**EXERCISE DETAILS**
Rewrite the records below with every "axes-box" changed to "axes-frame" and everything else left the same.

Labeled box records

◆ ◆ ◆ ◆ ◆ ◆ ◆

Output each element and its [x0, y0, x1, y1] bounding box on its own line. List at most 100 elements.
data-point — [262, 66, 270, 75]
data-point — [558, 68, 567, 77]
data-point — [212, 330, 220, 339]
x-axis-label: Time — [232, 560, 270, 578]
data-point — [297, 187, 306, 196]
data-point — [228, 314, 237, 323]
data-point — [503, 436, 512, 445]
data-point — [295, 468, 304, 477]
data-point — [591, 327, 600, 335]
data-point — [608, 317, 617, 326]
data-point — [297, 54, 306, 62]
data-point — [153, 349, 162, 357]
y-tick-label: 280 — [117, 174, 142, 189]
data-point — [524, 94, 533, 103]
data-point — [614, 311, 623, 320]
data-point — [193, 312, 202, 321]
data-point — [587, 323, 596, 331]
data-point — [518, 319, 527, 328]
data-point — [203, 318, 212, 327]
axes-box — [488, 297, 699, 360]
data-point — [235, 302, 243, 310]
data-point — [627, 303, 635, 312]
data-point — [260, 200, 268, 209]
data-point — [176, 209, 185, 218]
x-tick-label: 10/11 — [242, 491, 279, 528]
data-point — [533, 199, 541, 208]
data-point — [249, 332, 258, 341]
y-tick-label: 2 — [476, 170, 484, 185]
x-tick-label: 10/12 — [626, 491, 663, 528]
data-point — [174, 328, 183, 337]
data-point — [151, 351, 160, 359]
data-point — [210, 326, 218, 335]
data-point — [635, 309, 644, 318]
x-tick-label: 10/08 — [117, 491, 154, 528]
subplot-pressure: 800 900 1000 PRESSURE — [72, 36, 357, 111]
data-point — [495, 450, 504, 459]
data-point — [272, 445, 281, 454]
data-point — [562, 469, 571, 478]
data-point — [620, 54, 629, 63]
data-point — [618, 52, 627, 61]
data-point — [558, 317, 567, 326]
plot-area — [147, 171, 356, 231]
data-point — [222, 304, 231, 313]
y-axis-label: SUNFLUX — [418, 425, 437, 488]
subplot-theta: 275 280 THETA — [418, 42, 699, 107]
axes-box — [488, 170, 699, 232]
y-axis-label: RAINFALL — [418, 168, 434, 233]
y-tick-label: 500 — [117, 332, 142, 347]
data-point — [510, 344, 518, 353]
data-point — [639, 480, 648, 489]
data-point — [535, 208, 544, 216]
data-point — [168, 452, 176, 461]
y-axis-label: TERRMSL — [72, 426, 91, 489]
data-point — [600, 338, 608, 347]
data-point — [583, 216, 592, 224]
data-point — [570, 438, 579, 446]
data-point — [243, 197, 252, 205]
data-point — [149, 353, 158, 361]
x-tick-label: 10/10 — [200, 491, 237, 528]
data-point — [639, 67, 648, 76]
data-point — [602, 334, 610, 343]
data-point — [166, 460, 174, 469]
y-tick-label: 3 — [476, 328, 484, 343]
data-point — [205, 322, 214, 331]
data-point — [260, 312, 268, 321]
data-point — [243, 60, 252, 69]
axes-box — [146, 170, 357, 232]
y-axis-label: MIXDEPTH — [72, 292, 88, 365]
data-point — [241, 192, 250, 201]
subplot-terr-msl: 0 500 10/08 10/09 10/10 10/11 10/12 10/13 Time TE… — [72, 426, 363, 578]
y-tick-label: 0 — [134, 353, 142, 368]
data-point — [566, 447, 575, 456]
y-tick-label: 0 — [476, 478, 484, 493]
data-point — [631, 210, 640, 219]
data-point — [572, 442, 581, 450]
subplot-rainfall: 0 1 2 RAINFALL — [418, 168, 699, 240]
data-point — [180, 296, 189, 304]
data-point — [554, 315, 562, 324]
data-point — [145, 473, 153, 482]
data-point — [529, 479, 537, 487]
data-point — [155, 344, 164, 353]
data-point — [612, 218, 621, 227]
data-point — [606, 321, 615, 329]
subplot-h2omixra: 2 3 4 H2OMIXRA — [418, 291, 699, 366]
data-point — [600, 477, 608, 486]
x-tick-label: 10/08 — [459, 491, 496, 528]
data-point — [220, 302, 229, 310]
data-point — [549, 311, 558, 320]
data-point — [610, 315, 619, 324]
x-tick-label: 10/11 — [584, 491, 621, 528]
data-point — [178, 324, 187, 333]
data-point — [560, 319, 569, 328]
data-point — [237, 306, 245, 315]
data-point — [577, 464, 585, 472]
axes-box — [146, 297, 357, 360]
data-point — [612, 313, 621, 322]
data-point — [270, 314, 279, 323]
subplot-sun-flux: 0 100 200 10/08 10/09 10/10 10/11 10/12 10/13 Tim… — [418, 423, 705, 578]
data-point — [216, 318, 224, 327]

◆ ◆ ◆ ◆ ◆ ◆ ◆

**WORKED ANSWER**
Output each element and its [x0, y0, x1, y1] bounding box on its own line. List at most 100 elements.
data-point — [262, 66, 270, 75]
data-point — [558, 68, 567, 77]
data-point — [212, 330, 220, 339]
x-axis-label: Time — [232, 560, 270, 578]
data-point — [297, 187, 306, 196]
data-point — [228, 314, 237, 323]
data-point — [503, 436, 512, 445]
data-point — [295, 468, 304, 477]
data-point — [591, 327, 600, 335]
data-point — [608, 317, 617, 326]
data-point — [297, 54, 306, 62]
data-point — [153, 349, 162, 357]
y-tick-label: 280 — [117, 174, 142, 189]
data-point — [524, 94, 533, 103]
data-point — [614, 311, 623, 320]
data-point — [193, 312, 202, 321]
data-point — [587, 323, 596, 331]
data-point — [518, 319, 527, 328]
data-point — [203, 318, 212, 327]
axes-frame — [488, 297, 699, 360]
data-point — [235, 302, 243, 310]
data-point — [627, 303, 635, 312]
data-point — [260, 200, 268, 209]
data-point — [176, 209, 185, 218]
x-tick-label: 10/11 — [242, 491, 279, 528]
data-point — [533, 199, 541, 208]
data-point — [249, 332, 258, 341]
y-tick-label: 2 — [476, 170, 484, 185]
x-tick-label: 10/12 — [626, 491, 663, 528]
data-point — [174, 328, 183, 337]
data-point — [151, 351, 160, 359]
data-point — [210, 326, 218, 335]
data-point — [635, 309, 644, 318]
x-tick-label: 10/08 — [117, 491, 154, 528]
subplot-pressure: 800 900 1000 PRESSURE — [72, 36, 357, 111]
data-point — [495, 450, 504, 459]
data-point — [272, 445, 281, 454]
data-point — [562, 469, 571, 478]
data-point — [620, 54, 629, 63]
data-point — [618, 52, 627, 61]
data-point — [558, 317, 567, 326]
plot-area — [147, 171, 356, 231]
data-point — [222, 304, 231, 313]
y-axis-label: SUNFLUX — [418, 425, 437, 488]
subplot-theta: 275 280 THETA — [418, 42, 699, 107]
axes-frame — [488, 170, 699, 232]
y-axis-label: RAINFALL — [418, 168, 434, 233]
y-tick-label: 500 — [117, 332, 142, 347]
data-point — [510, 344, 518, 353]
data-point — [639, 480, 648, 489]
data-point — [535, 208, 544, 216]
data-point — [168, 452, 176, 461]
y-axis-label: TERRMSL — [72, 426, 91, 489]
data-point — [600, 338, 608, 347]
data-point — [583, 216, 592, 224]
data-point — [570, 438, 579, 446]
data-point — [243, 197, 252, 205]
data-point — [149, 353, 158, 361]
x-tick-label: 10/10 — [200, 491, 237, 528]
data-point — [639, 67, 648, 76]
data-point — [602, 334, 610, 343]
data-point — [166, 460, 174, 469]
y-tick-label: 3 — [476, 328, 484, 343]
data-point — [205, 322, 214, 331]
data-point — [260, 312, 268, 321]
data-point — [243, 60, 252, 69]
axes-frame — [146, 170, 357, 232]
y-axis-label: MIXDEPTH — [72, 292, 88, 365]
data-point — [241, 192, 250, 201]
subplot-terr-msl: 0 500 10/08 10/09 10/10 10/11 10/12 10/13 Time TE… — [72, 426, 363, 578]
y-tick-label: 0 — [134, 353, 142, 368]
data-point — [566, 447, 575, 456]
y-tick-label: 0 — [476, 478, 484, 493]
data-point — [631, 210, 640, 219]
data-point — [572, 442, 581, 450]
subplot-rainfall: 0 1 2 RAINFALL — [418, 168, 699, 240]
data-point — [180, 296, 189, 304]
data-point — [554, 315, 562, 324]
data-point — [145, 473, 153, 482]
data-point — [529, 479, 537, 487]
data-point — [155, 344, 164, 353]
data-point — [612, 218, 621, 227]
data-point — [606, 321, 615, 329]
subplot-h2omixra: 2 3 4 H2OMIXRA — [418, 291, 699, 366]
data-point — [600, 477, 608, 486]
x-tick-label: 10/08 — [459, 491, 496, 528]
data-point — [220, 302, 229, 310]
data-point — [549, 311, 558, 320]
data-point — [610, 315, 619, 324]
x-tick-label: 10/11 — [584, 491, 621, 528]
data-point — [178, 324, 187, 333]
data-point — [560, 319, 569, 328]
data-point — [237, 306, 245, 315]
data-point — [577, 464, 585, 472]
axes-frame — [146, 297, 357, 360]
data-point — [612, 313, 621, 322]
data-point — [270, 314, 279, 323]
subplot-sun-flux: 0 100 200 10/08 10/09 10/10 10/11 10/12 10/13 Tim… — [418, 423, 705, 578]
data-point — [216, 318, 224, 327]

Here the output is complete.